Copy out every line in which the string "grid" occurs.

• • • • •

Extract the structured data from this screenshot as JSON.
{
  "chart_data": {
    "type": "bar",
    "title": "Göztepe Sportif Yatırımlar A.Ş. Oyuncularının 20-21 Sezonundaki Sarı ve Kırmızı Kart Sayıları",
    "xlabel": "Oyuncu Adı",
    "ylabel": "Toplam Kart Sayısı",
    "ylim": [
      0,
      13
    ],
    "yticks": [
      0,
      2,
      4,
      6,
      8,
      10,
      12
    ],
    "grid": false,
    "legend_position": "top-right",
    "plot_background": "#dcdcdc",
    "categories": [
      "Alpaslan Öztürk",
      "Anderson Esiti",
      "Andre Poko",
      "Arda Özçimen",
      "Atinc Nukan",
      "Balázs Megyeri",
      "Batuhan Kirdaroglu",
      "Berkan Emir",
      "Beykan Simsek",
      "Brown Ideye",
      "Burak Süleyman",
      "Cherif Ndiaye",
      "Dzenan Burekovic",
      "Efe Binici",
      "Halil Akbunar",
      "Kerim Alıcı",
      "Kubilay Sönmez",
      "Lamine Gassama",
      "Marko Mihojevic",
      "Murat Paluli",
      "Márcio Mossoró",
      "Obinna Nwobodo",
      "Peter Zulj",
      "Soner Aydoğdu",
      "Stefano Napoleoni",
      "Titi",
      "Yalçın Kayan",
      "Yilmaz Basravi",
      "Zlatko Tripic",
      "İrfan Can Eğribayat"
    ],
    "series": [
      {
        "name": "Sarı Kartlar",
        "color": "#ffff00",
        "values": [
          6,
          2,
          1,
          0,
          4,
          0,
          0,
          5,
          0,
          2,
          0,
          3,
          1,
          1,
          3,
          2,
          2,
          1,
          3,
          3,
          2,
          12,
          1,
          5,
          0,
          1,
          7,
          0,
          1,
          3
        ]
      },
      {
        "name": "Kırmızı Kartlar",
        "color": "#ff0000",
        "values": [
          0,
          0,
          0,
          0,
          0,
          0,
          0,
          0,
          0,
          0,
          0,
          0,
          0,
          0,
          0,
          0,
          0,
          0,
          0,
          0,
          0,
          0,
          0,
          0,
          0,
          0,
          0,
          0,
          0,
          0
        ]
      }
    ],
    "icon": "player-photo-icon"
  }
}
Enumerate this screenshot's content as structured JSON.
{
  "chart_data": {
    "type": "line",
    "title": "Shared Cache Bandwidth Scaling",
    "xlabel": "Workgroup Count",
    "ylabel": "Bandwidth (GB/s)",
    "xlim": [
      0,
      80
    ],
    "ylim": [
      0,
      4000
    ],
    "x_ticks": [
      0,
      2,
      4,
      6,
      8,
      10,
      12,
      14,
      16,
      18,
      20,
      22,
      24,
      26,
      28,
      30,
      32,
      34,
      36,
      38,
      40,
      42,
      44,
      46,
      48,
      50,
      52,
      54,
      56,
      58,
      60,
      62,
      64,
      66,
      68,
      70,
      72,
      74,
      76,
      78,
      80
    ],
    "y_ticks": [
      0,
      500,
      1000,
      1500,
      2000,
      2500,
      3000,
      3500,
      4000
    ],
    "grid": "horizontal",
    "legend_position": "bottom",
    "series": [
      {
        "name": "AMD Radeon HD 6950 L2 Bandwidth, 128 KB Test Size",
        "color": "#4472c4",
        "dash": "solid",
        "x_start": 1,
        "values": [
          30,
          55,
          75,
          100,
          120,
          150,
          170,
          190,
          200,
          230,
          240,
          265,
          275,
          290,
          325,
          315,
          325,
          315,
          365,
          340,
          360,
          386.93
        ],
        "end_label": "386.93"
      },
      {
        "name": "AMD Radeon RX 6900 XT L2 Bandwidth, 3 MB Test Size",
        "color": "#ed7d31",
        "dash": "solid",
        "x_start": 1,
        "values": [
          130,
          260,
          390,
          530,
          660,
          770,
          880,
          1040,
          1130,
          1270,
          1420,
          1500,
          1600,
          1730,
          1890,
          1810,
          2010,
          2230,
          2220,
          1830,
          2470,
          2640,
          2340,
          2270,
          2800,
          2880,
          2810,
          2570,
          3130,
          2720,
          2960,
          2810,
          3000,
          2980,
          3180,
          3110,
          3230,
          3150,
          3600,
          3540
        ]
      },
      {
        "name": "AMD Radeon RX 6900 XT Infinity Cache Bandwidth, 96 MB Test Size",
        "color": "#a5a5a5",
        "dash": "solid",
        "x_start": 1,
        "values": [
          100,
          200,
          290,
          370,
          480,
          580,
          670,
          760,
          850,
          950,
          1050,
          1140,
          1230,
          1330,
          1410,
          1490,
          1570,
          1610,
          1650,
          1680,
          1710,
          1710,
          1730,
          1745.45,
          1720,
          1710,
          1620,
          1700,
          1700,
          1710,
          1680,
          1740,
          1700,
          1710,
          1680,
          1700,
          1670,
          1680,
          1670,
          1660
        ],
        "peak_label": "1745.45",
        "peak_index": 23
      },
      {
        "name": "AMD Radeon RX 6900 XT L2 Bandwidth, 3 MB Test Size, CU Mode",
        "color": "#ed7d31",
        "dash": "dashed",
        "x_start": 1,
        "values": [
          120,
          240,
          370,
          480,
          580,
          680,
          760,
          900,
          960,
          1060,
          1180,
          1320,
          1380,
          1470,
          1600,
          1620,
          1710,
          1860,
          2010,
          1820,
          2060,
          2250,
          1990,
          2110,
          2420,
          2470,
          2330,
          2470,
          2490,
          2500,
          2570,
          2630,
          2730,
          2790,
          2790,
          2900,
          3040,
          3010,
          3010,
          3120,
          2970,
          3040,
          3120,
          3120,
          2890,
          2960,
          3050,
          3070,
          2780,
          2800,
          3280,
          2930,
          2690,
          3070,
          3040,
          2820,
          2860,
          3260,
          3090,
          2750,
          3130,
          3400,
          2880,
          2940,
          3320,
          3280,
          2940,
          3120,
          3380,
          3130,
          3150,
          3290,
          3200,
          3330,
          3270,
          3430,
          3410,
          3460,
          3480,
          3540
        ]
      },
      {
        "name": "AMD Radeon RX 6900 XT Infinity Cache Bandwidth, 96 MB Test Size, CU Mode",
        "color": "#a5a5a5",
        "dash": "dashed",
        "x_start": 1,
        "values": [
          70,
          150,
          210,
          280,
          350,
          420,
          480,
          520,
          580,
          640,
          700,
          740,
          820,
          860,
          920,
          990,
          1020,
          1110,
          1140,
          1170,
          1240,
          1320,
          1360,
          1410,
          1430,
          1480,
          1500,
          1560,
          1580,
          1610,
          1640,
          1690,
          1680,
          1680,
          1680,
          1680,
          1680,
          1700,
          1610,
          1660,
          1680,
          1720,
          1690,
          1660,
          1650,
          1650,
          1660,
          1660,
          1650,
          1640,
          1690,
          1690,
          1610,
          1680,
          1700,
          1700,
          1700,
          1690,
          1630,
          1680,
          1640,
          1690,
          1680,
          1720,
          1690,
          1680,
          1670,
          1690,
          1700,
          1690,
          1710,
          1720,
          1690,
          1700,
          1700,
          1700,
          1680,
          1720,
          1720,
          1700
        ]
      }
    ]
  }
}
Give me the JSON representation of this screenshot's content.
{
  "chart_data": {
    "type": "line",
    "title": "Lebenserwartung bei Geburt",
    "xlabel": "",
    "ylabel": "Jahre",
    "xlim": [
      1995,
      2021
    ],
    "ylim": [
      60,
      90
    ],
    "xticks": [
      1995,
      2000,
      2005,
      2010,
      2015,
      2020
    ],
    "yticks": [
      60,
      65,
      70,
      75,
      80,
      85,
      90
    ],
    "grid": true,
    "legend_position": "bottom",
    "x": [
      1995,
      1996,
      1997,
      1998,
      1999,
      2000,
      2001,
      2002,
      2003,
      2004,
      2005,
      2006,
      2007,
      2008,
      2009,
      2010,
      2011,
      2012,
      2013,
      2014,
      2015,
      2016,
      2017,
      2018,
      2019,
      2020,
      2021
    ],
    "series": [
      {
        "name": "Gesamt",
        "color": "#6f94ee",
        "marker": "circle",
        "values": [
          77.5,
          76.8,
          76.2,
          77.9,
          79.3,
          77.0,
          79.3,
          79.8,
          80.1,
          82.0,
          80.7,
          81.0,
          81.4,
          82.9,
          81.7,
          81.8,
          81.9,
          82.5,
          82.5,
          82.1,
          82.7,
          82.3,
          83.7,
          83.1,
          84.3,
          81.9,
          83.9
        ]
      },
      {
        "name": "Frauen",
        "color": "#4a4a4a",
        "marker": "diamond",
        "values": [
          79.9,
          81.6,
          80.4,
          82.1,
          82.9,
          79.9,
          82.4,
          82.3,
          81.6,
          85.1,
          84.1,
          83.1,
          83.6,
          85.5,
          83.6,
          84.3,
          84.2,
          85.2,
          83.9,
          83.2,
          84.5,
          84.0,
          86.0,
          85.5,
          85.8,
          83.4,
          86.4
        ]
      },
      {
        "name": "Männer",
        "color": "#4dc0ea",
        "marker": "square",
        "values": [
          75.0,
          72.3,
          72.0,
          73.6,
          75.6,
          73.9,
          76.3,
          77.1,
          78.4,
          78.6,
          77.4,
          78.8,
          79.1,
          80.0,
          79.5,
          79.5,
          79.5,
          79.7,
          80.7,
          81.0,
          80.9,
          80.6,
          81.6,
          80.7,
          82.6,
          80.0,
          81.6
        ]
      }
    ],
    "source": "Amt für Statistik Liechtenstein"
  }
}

• • • • •

Answer to the exercise
    "grid": false,
    "grid": "horizontal",
    "grid": true,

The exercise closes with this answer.